**EXERCISE DETAILS**: Return the records exactly as they are.

**EXTRACTED MATERIAL**:

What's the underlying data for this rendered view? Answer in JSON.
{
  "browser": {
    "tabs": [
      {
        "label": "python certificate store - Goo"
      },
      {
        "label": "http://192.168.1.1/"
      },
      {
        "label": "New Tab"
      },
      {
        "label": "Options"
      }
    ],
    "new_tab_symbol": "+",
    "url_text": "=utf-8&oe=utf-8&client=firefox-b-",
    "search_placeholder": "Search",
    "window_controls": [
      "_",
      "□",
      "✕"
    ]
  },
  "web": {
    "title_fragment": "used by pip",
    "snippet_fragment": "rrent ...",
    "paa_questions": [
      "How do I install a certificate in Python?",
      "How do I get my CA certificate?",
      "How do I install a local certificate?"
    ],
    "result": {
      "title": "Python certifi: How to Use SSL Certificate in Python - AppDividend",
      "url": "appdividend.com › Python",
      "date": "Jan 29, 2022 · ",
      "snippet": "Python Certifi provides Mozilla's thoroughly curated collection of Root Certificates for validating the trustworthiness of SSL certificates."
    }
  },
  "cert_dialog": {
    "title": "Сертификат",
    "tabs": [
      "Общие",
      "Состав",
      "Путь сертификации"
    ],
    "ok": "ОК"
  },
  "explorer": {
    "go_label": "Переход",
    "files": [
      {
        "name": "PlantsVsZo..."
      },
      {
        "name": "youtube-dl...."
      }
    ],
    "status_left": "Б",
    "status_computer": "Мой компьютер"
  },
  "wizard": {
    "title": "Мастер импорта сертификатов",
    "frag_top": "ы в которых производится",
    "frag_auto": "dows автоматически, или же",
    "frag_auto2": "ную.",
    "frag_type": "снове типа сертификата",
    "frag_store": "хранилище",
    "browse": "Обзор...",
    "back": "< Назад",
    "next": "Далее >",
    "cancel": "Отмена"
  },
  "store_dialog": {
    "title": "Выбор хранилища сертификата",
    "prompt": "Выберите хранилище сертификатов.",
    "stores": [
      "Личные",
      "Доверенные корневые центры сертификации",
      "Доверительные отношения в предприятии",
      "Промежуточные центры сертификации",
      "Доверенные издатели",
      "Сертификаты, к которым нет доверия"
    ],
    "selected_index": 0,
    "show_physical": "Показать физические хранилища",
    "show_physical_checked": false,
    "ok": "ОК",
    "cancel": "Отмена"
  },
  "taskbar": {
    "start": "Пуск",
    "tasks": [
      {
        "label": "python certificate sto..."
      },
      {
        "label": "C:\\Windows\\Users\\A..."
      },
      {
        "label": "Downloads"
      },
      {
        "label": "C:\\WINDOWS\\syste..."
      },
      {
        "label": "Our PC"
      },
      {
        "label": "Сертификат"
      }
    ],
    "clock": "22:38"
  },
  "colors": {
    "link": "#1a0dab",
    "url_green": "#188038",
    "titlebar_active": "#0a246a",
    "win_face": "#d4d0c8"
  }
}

**RESULT FOR THIS TASK**:
What's the underlying data for this rendered view? Answer in JSON.
{
  "browser": {
    "tabs": [
      {
        "label": "python certificate store - Goo"
      },
      {
        "label": "http://192.168.1.1/"
      },
      {
        "label": "New Tab"
      },
      {
        "label": "Options"
      }
    ],
    "new_tab_symbol": "+",
    "url_text": "=utf-8&oe=utf-8&client=firefox-b-",
    "search_placeholder": "Search",
    "window_controls": [
      "_",
      "□",
      "✕"
    ]
  },
  "web": {
    "title_fragment": "used by pip",
    "snippet_fragment": "rrent ...",
    "paa_questions": [
      "How do I install a certificate in Python?",
      "How do I get my CA certificate?",
      "How do I install a local certificate?"
    ],
    "result": {
      "title": "Python certifi: How to Use SSL Certificate in Python - AppDividend",
      "url": "appdividend.com › Python",
      "date": "Jan 29, 2022 · ",
      "snippet": "Python Certifi provides Mozilla's thoroughly curated collection of Root Certificates for validating the trustworthiness of SSL certificates."
    }
  },
  "cert_dialog": {
    "title": "Сертификат",
    "tabs": [
      "Общие",
      "Состав",
      "Путь сертификации"
    ],
    "ok": "ОК"
  },
  "explorer": {
    "go_label": "Переход",
    "files": [
      {
        "name": "PlantsVsZo..."
      },
      {
        "name": "youtube-dl...."
      }
    ],
    "status_left": "Б",
    "status_computer": "Мой компьютер"
  },
  "wizard": {
    "title": "Мастер импорта сертификатов",
    "frag_top": "ы в которых производится",
    "frag_auto": "dows автоматически, или же",
    "frag_auto2": "ную.",
    "frag_type": "снове типа сертификата",
    "frag_store": "хранилище",
    "browse": "Обзор...",
    "back": "< Назад",
    "next": "Далее >",
    "cancel": "Отмена"
  },
  "store_dialog": {
    "title": "Выбор хранилища сертификата",
    "prompt": "Выберите хранилище сертификатов.",
    "stores": [
      "Личные",
      "Доверенные корневые центры сертификации",
      "Доверительные отношения в предприятии",
      "Промежуточные центры сертификации",
      "Доверенные издатели",
      "Сертификаты, к которым нет доверия"
    ],
    "selected_index": 0,
    "show_physical": "Показать физические хранилища",
    "show_physical_checked": false,
    "ok": "ОК",
    "cancel": "Отмена"
  },
  "taskbar": {
    "start": "Пуск",
    "tasks": [
      {
        "label": "python certificate sto..."
      },
      {
        "label": "C:\\Windows\\Users\\A..."
      },
      {
        "label": "Downloads"
      },
      {
        "label": "C:\\WINDOWS\\syste..."
      },
      {
        "label": "Our PC"
      },
      {
        "label": "Сертификат"
      }
    ],
    "clock": "22:38"
  },
  "colors": {
    "link": "#1a0dab",
    "url_green": "#188038",
    "titlebar_active": "#0a246a",
    "win_face": "#d4d0c8"
  }
}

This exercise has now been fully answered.